### Short problem:
Render the lines of the records, from the line containing "former-admission-cell — [46, 254, 70, 264]" up to and including the line containing "row-rule — [0, 478, 446, 479]", as a Markdown table with the columns Row and Entry. Number each line in Row, and leave out blank lines.
** start of Task inputs **
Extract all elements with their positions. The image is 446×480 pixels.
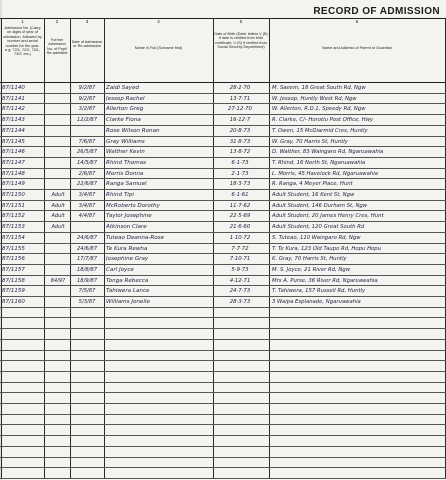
former-admission-cell — [46, 254, 70, 264]
pupil-name-cell: Tahiwera Lance — [106, 288, 150, 295]
date-of-birth-cell: 1·10·72 — [229, 234, 251, 241]
row-rule — [0, 403, 446, 404]
admission-no-cell: 87/1156 — [2, 256, 25, 263]
admission-no-cell: 87/1155 — [2, 245, 25, 252]
pupil-name-cell: Josephine Gray — [106, 256, 149, 263]
admission-no-cell: 87/1147 — [2, 159, 25, 166]
pupil-name-cell: Jessop Rachel — [106, 95, 145, 102]
column-number: 2 — [55, 19, 59, 24]
row-rule — [0, 478, 446, 479]
parent-guardian-cell: Adult Student, 120 Great South Rd — [272, 224, 365, 231]
former-admission-cell — [46, 115, 70, 125]
pupil-name-cell: Williams Jonelle — [106, 299, 150, 305]
former-admission-cell — [46, 265, 70, 275]
parent-guardian-cell: K. Gray, 70 Harris St, Huntly — [272, 256, 347, 263]
date-of-birth-cell: 22·5·69 — [229, 213, 251, 220]
admission-no-cell: 87/1140 — [2, 85, 25, 91]
parent-guardian-cell: M. Saeem, 18 Great South Rd, Ngw — [272, 85, 366, 91]
former-admission-cell — [46, 158, 70, 168]
parent-guardian-cell: R. Ranga, 4 Meyer Place, Hunt — [272, 181, 353, 188]
admission-date-cell: 7/6/87 — [78, 138, 96, 145]
parent-guardian-cell: Mrs A. Purse, 36 River Rd, Ngaruawahia — [272, 277, 378, 284]
admission-date-cell — [72, 126, 102, 136]
admission-date-cell: 9/2/87 — [78, 95, 96, 102]
admission-no-cell: 87/1159 — [2, 288, 25, 295]
admission-date-cell: 4/4/87 — [78, 213, 96, 220]
column-header-admission-no: Admission No. (Carry on digits of year of admission, followed by number and serial number for the year. e.g. 72/1, 72/2, 73/1, 73/2, etc.) — [3, 26, 42, 57]
row-rule — [0, 467, 446, 468]
admission-no-cell: 87/1153 — [2, 224, 25, 231]
pupil-name-cell: Taylor Josephine — [106, 213, 152, 220]
parent-guardian-cell: S. Tuteao, 110 Waingaro Rd, Ngw — [272, 234, 361, 241]
date-of-birth-cell: 7·10·71 — [229, 256, 251, 263]
column-header-name: Name in Full (Surname first) — [134, 46, 183, 50]
parent-guardian-cell: W. Jessop, Huntly West Rd, Ngw — [272, 95, 357, 102]
date-of-birth-cell: 28·2·70 — [229, 85, 251, 91]
column-number: 6 — [355, 19, 359, 24]
date-of-birth-cell: 5·9·73 — [231, 266, 249, 273]
admission-no-cell: 87/1151 — [2, 202, 25, 209]
former-admission-cell — [46, 83, 70, 93]
admission-date-cell: 18/9/87 — [77, 277, 97, 284]
date-of-birth-cell: 7·7·72 — [231, 245, 249, 252]
column-header-former-admission: Former Admission No. of Pupil Re-admitted — [46, 38, 68, 56]
admission-no-cell: 87/1146 — [2, 149, 25, 156]
admission-date-cell: 22/6/87 — [77, 181, 97, 188]
former-admission-cell — [46, 126, 70, 136]
date-of-birth-cell: 6·1·73 — [231, 159, 249, 166]
column-number: 3 — [85, 19, 89, 24]
column-header-date-of-birth: Date of Birth (Enter letters V (B) if date is verified from birth certificate; V (S) if verified from Social Security Department) — [214, 32, 268, 50]
parent-guardian-cell: L. Morris, 45 Havelock Rd, Ngaruawahia — [272, 170, 378, 177]
date-of-birth-cell: 24·7·73 — [229, 288, 251, 295]
row-rule — [0, 424, 446, 425]
pupil-name-cell: Tonga Rebecca — [106, 277, 149, 284]
date-of-birth-cell: 13·7·71 — [229, 95, 251, 102]
column-number: 1 — [21, 19, 24, 24]
parent-guardian-cell: T. Owen, 15 McDiarmid Cres, Huntly — [272, 127, 368, 134]
date-of-birth-cell: 20·8·73 — [229, 127, 251, 134]
former-admission-cell: 84/97 — [50, 277, 66, 284]
admission-date-cell: 24/6/87 — [77, 234, 97, 241]
admission-no-cell: 87/1154 — [2, 234, 25, 241]
former-admission-cell — [46, 286, 70, 296]
row-rule — [0, 350, 446, 351]
row-rule — [0, 328, 446, 329]
admission-no-cell: 87/1149 — [2, 181, 25, 188]
date-of-birth-cell: 21·6·60 — [229, 224, 251, 231]
admission-no-cell: 87/1158 — [2, 277, 25, 284]
admission-no-cell: 87/1141 — [2, 95, 25, 102]
pupil-name-cell: Walther Kevin — [106, 149, 145, 156]
parent-guardian-cell: W. Gray, 70 Harris St, Huntly — [272, 138, 348, 145]
parent-guardian-cell: T. Te Kura, 123 Old Taupo Rd, Hopu Hopu — [272, 245, 382, 252]
parent-guardian-cell: M. S. Joyce, 21 River Rd, Ngw — [272, 266, 351, 273]
page-title: RECORD OF ADMISSION — [313, 6, 440, 17]
date-of-birth-cell: 6·1·61 — [231, 192, 249, 198]
admission-no-cell: 87/1145 — [2, 138, 25, 145]
admission-date-cell: 17/7/87 — [77, 256, 97, 263]
admission-no-cell: 87/1144 — [2, 127, 25, 134]
column-number: 4 — [157, 19, 160, 24]
date-of-birth-cell: 28·3·73 — [229, 299, 251, 305]
parent-guardian-cell: Adult Student, 146 Durham St, Ngw — [272, 202, 368, 209]
admission-no-cell: 87/1142 — [2, 106, 25, 113]
former-admission-cell — [46, 104, 70, 114]
date-of-birth-cell: 11·7·62 — [229, 202, 251, 209]
row-rule — [0, 414, 446, 415]
former-admission-cell: Adult — [51, 192, 65, 198]
former-admission-cell: Adult — [51, 213, 65, 220]
pupil-name-cell: Rose Wilson Ronan — [106, 127, 160, 134]
pupil-name-cell: Tuteao Deanna-Rose — [106, 234, 165, 241]
column-divider — [104, 18, 105, 478]
admission-date-cell: 3/4/87 — [78, 202, 96, 209]
parent-guardian-cell: W. Allerton, R.D.1, Speedy Rd, Ngw — [272, 106, 366, 113]
admission-date-cell: 18/8/87 — [77, 266, 97, 273]
row-rule — [0, 339, 446, 340]
date-of-birth-cell: 13·8·72 — [229, 149, 251, 156]
admission-date-cell: 12/2/87 — [77, 117, 97, 124]
admission-date-cell: 5/3/87 — [78, 299, 96, 305]
former-admission-cell — [46, 94, 70, 104]
date-of-birth-cell: 2·1·73 — [231, 170, 249, 177]
row-rule — [0, 317, 446, 318]
former-admission-cell: Adult — [51, 224, 65, 231]
admission-date-cell: 14/5/87 — [77, 159, 97, 166]
former-admission-cell — [46, 137, 70, 147]
admission-date-cell: 26/5/87 — [77, 149, 97, 156]
pupil-name-cell: Zaidi Sayed — [106, 85, 139, 91]
row-rule — [0, 446, 446, 447]
former-admission-cell — [46, 233, 70, 243]
pupil-name-cell: Morris Donna — [106, 170, 144, 177]
pupil-name-cell: Ranga Samuel — [106, 181, 147, 188]
admission-date-cell: 9/2/87 — [78, 85, 96, 91]
parent-guardian-cell: 3 Waipa Esplanade, Ngaruawahia — [272, 299, 361, 305]
column-number: 5 — [239, 19, 243, 24]
pupil-name-cell: Te Kura Rewha — [106, 245, 148, 252]
admission-no-cell: 87/1143 — [2, 117, 25, 124]
pupil-name-cell: Carl Joyce — [106, 266, 134, 273]
date-of-birth-cell: 18·3·73 — [229, 181, 251, 188]
former-admission-cell — [46, 179, 70, 189]
admission-no-cell: 87/1152 — [2, 213, 25, 220]
former-admission-cell — [46, 147, 70, 157]
parent-guardian-cell: T. Rhind, 16 North St, Ngaruawahia — [272, 159, 366, 166]
date-of-birth-cell: 4·12·71 — [229, 277, 251, 284]
admission-date-cell: 24/6/87 — [77, 245, 97, 252]
former-admission-cell — [46, 297, 70, 307]
row-rule — [0, 360, 446, 361]
row-rule — [0, 371, 446, 372]
admission-date-cell: 3/4/87 — [78, 192, 96, 198]
admission-no-cell: 87/1157 — [2, 266, 25, 273]
admission-date-cell: 7/5/87 — [78, 288, 96, 295]
parent-guardian-cell: Adult Student, 16 Kent St, Ngw — [272, 192, 355, 198]
column-divider — [70, 18, 71, 478]
row-rule — [0, 457, 446, 458]
pupil-name-cell: Clarke Fiona — [106, 117, 141, 124]
table-top-rule — [0, 18, 446, 19]
pupil-name-cell: McRoberts Dorothy — [106, 202, 160, 209]
date-of-birth-cell: 27·12·70 — [227, 106, 252, 113]
column-header-date-admission: Date of Admission or Re-admission — [71, 40, 103, 49]
parent-guardian-cell: D. Walther, 83 Waingaro Rd, Ngaruawahia — [272, 149, 384, 156]
admission-date-cell: 2/6/87 — [78, 170, 96, 177]
admission-no-cell: 87/1148 — [2, 170, 25, 177]
pupil-name-cell: Rhind Thomas — [106, 159, 147, 166]
parent-guardian-cell: T. Tahiwera, 157 Russell Rd, Huntly — [272, 288, 366, 295]
pupil-name-cell: Atkinson Clare — [106, 224, 147, 231]
admission-no-cell: 87/1150 — [2, 192, 25, 198]
column-divider — [213, 18, 214, 478]
parent-guardian-cell: Adult Student, 20 James Henry Cres, Hunt — [272, 213, 384, 220]
date-of-birth-cell: 31·8·73 — [229, 138, 251, 145]
former-admission-cell — [46, 169, 70, 179]
former-admission-cell: Adult — [51, 202, 65, 209]
row-rule — [0, 392, 446, 393]
column-header-parent-guardian: Name and Address of Parent or Guardian — [322, 46, 392, 50]
register-table — [0, 18, 446, 478]
row-rule — [0, 382, 446, 383]
parent-guardian-cell: R. Clarke, C/- Horotiu Post Office, Hwy — [272, 117, 374, 124]
pupil-name-cell: Allerton Greg — [106, 106, 144, 113]
admission-date-cell: 3/2/87 — [78, 106, 96, 113]
former-admission-cell — [46, 244, 70, 254]
column-divider — [269, 18, 270, 478]
row-rule — [0, 435, 446, 436]
date-of-birth-cell: 16·12·7 — [229, 117, 251, 124]
admission-date-cell — [72, 222, 102, 232]
pupil-name-cell: Rhind Tipi — [106, 192, 134, 198]
pupil-name-cell: Gray Williams — [106, 138, 145, 145]
admission-no-cell: 87/1160 — [2, 299, 25, 305]
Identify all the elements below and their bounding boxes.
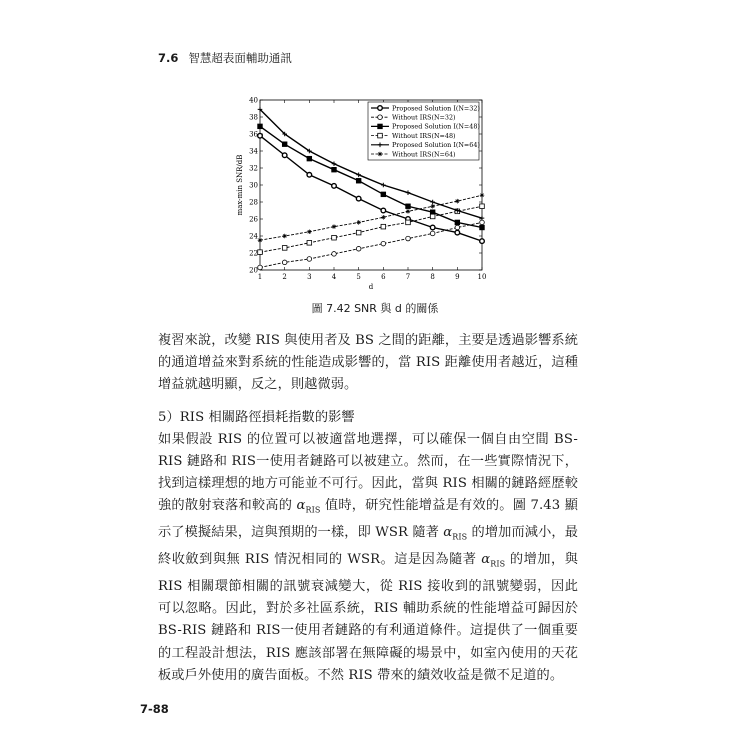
** end of Task inputs **
### Answer to this task:
| Row | Entry |
|---|---|
| 1 | former-admission-cell — [46, 254, 70, 264] |
| 2 | pupil-name-cell: Tahiwera Lance — [106, 288, 150, 295] |
| 3 | date-of-birth-cell: 1·10·72 — [229, 234, 251, 241] |
| 4 | row-rule — [0, 403, 446, 404] |
| 5 | admission-no-cell: 87/1156 — [2, 256, 25, 263] |
| 6 | admission-no-cell: 87/1155 — [2, 245, 25, 252] |
| 7 | pupil-name-cell: Josephine Gray — [106, 256, 149, 263] |
| 8 | admission-no-cell: 87/1147 — [2, 159, 25, 166] |
| 9 | pupil-name-cell: Jessop Rachel — [106, 95, 145, 102] |
| 10 | column-number: 2 — [55, 19, 59, 24] |
| 11 | row-rule — [0, 478, 446, 479] |